(What you have to do): Express the entries between the line holding "131, 652, 299]" and the line holding "110, 706, 125]", inclusive, as a Markdown table with the columns Row and Line, numbering each row and leaving out blank lines.

(Available data):
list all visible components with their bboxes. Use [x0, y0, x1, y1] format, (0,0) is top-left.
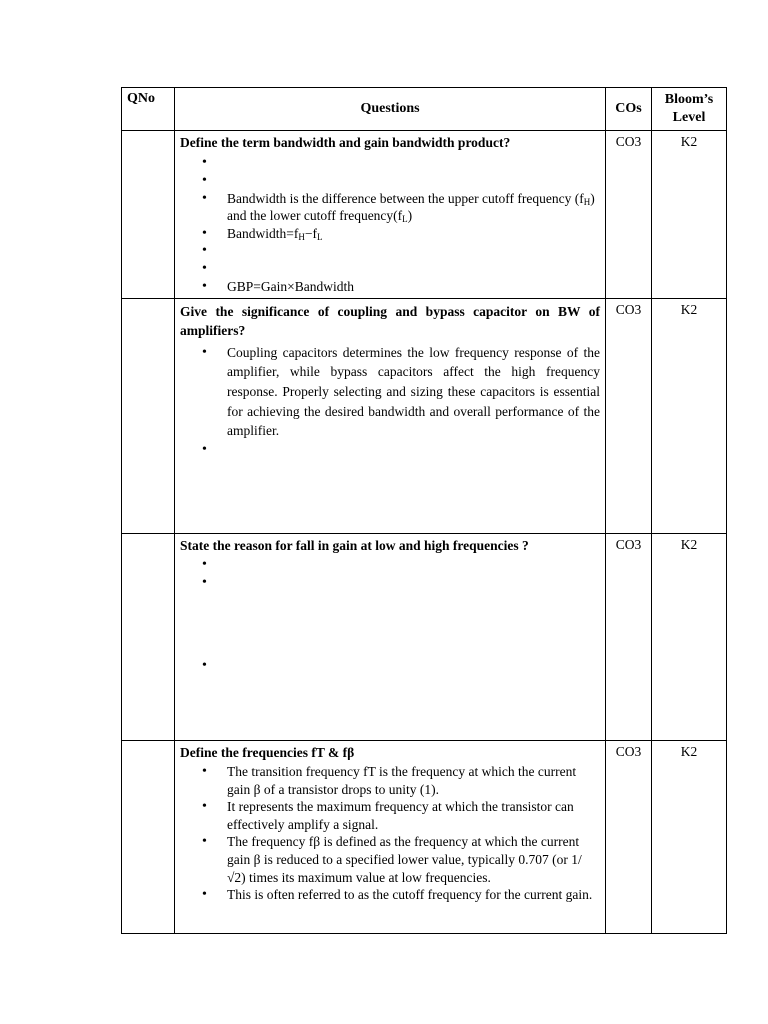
co-cell: CO3	[606, 131, 652, 299]
list-item	[227, 190, 600, 225]
list-item: • This is often referred to as the cutoff frequency for the current gain.	[227, 886, 600, 904]
level-cell: K2	[652, 131, 727, 299]
subscript: H	[583, 196, 591, 207]
header-questions: Questions	[175, 88, 606, 131]
question-title: Define the frequencies fT & fβ	[180, 744, 355, 760]
table-row	[122, 533, 727, 740]
answer-text: Bandwidth=f	[227, 225, 299, 241]
answer-text: ) and the lower cutoff frequency(f	[227, 190, 595, 224]
answer-list	[180, 556, 600, 675]
list-spacer	[227, 574, 600, 657]
table-row	[122, 131, 727, 299]
table-row	[122, 740, 727, 933]
answer-list	[180, 763, 600, 903]
qno-cell	[122, 131, 175, 299]
header-blooms-line2: Level	[672, 110, 706, 125]
qno-cell	[122, 740, 175, 933]
header-row	[122, 88, 727, 131]
question-cell	[175, 740, 606, 933]
answer-text: −f	[304, 225, 317, 241]
header-blooms-line1: Bloom’s	[664, 91, 714, 107]
header-cos: COs	[606, 88, 652, 131]
co-cell: CO3	[606, 740, 652, 933]
list-item	[227, 242, 600, 260]
question-cell	[175, 533, 606, 740]
level-cell: K2	[652, 740, 727, 933]
list-item	[227, 225, 600, 243]
list-item	[227, 260, 600, 278]
co-cell: CO3	[606, 533, 652, 740]
header-qno: QNo	[122, 88, 175, 131]
list-item	[227, 657, 600, 675]
list-item: • The transition frequency fT is the frequency at which the current gain β of a transistor drops to unity (1).	[227, 763, 600, 798]
level-cell: K2	[652, 298, 727, 533]
answer-list	[180, 154, 600, 296]
list-item	[227, 154, 600, 172]
answer-text: Bandwidth is the difference between the upper cutoff frequency (f	[227, 190, 584, 206]
header-blooms-level	[652, 88, 727, 131]
list-item	[227, 441, 600, 459]
list-item	[227, 556, 600, 574]
subscript: L	[402, 214, 408, 225]
subscript: H	[298, 231, 305, 242]
list-item: • It represents the maximum frequency at which the transistor can effectively amplify a signal.	[227, 798, 600, 833]
answer-text: )	[407, 208, 413, 224]
table-row	[122, 298, 727, 533]
question-table	[121, 87, 727, 934]
qno-cell	[122, 298, 175, 533]
question-title: Give the significance of coupling and bypass capacitor on BW of amplifiers?	[180, 303, 600, 339]
list-item	[227, 172, 600, 190]
qno-cell	[122, 533, 175, 740]
level-cell: K2	[652, 533, 727, 740]
answer-list	[180, 343, 600, 459]
question-cell	[175, 131, 606, 299]
question-title: Define the term bandwidth and gain bandwidth product?	[180, 135, 511, 150]
co-cell: CO3	[606, 298, 652, 533]
question-cell	[175, 298, 606, 533]
question-title: State the reason for fall in gain at low and high frequencies ?	[180, 537, 529, 553]
list-item: • The frequency fβ is defined as the frequency at which the current gain β is reduced to a specified lower value, typically 0.707 (or 1/√2) times its maximum value at low frequencies.	[227, 833, 600, 886]
subscript: L	[316, 231, 323, 242]
list-item: • Coupling capacitors determines the low frequency response of the amplifier, while bypass capacitors affect the high frequency response. Properly selecting and sizing these capacitors is essential for achieving the desired bandwidth and overall performance of the amplifier.	[227, 343, 600, 441]
list-item: • GBP=Gain×Bandwidth	[227, 278, 600, 296]
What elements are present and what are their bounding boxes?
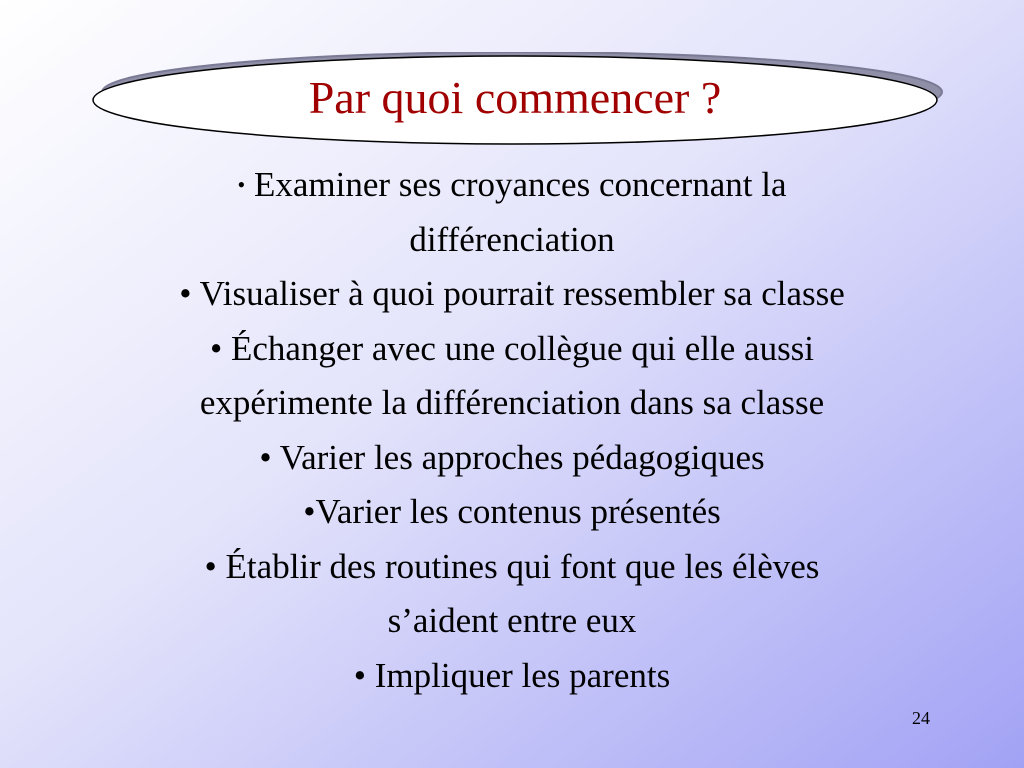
list-item: • Visualiser à quoi pourrait ressembler sa classe	[179, 274, 845, 313]
list-item: différenciation	[409, 219, 615, 259]
list-item: s’aident entre eux	[387, 601, 637, 640]
list-item	[60, 158, 964, 213]
bullet-list	[60, 158, 964, 703]
page-number: 24	[912, 708, 930, 728]
list-item: • Établir des routines qui font que les élèves	[204, 546, 820, 586]
list-item: • Varier les approches pédagogiques	[259, 437, 765, 477]
slide-title-text: Par quoi commencer ?	[308, 72, 722, 123]
list-item: • Impliquer les parents	[353, 655, 671, 695]
bullet-dot: •	[237, 172, 246, 197]
list-item: expérimente la différenciation dans sa classe	[199, 383, 825, 422]
title-banner	[80, 52, 950, 152]
list-item-text: Examiner ses croyances concernant la	[253, 165, 787, 204]
list-item: •Varier les contenus présentés	[303, 492, 721, 531]
list-item: • Échanger avec une collègue qui elle aussi	[209, 328, 815, 368]
slide-title	[80, 52, 950, 152]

(Full solution):
| Row | Line |
|---|---|
| 1 | co-cell: CO3	[606, 131, 652, 299] |
| 2 | list-item	[227, 190, 600, 225] |
| 3 | list-item: • This is often referred to as the cutoff frequency for the current gain.	[227, 886, 600, 904] |
| 4 | level-cell: K2	[652, 131, 727, 299] |
| 5 | subscript: H	[583, 196, 591, 207] |
| 6 | header-questions: Questions	[175, 88, 606, 131] |
| 7 | question-title: Define the frequencies fT & fβ	[180, 744, 355, 760] |
| 8 | table-row	[122, 533, 727, 740] |
| 9 | answer-text: Bandwidth=f	[227, 225, 299, 241] |
| 10 | answer-text: ) and the lower cutoff frequency(f	[227, 190, 595, 224] |
| 11 | answer-list	[180, 556, 600, 675] |
| 12 | list-spacer	[227, 574, 600, 657] |
| 13 | table-row	[122, 131, 727, 299] |
| 14 | table-row	[122, 740, 727, 933] |
| 15 | answer-list	[180, 763, 600, 903] |
| 16 | qno-cell	[122, 131, 175, 299] |
| 17 | header-blooms-line2: Level	[672, 110, 706, 125] |